WHAT YOU SHOULD DO
How many lines within the records include the word "Anna"? Only that number should be given.

DATA PROVIDED
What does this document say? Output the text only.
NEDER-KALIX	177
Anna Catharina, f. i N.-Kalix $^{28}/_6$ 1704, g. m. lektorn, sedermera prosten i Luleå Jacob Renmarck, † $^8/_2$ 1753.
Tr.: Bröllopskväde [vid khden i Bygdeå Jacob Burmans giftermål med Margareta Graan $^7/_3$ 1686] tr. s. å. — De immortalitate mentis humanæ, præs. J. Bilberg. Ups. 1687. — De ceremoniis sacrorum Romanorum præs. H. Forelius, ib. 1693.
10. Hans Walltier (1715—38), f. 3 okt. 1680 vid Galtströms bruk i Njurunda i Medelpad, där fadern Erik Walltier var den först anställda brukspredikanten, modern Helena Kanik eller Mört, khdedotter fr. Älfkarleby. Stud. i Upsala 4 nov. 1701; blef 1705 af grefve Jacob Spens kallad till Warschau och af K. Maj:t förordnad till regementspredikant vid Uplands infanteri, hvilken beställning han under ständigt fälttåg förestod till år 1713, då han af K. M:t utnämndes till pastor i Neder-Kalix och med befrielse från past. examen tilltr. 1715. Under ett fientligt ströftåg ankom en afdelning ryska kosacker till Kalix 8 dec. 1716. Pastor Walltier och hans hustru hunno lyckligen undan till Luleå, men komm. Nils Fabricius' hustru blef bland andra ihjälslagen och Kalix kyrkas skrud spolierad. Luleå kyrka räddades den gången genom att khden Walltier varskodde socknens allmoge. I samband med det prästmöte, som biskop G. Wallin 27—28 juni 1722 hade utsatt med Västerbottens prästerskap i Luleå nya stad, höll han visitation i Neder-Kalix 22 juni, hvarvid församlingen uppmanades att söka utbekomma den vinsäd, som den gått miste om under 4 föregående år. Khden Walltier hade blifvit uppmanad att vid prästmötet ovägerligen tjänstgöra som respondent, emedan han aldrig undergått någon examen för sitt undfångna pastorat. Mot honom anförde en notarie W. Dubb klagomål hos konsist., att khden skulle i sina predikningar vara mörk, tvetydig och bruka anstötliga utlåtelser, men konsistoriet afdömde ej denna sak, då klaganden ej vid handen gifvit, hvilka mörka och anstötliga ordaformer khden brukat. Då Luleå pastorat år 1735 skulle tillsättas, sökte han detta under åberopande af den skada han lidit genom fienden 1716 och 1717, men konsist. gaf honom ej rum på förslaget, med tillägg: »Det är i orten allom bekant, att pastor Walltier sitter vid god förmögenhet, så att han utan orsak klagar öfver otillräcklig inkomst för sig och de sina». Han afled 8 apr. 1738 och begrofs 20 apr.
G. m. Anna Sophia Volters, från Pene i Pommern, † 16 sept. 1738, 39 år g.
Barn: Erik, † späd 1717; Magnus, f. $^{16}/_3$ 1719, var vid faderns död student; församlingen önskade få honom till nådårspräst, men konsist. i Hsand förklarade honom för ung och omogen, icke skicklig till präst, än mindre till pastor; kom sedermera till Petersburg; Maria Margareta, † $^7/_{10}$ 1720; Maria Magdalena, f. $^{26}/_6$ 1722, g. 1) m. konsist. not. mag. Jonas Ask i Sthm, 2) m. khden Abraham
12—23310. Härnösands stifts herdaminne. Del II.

RESPONSE AREA
2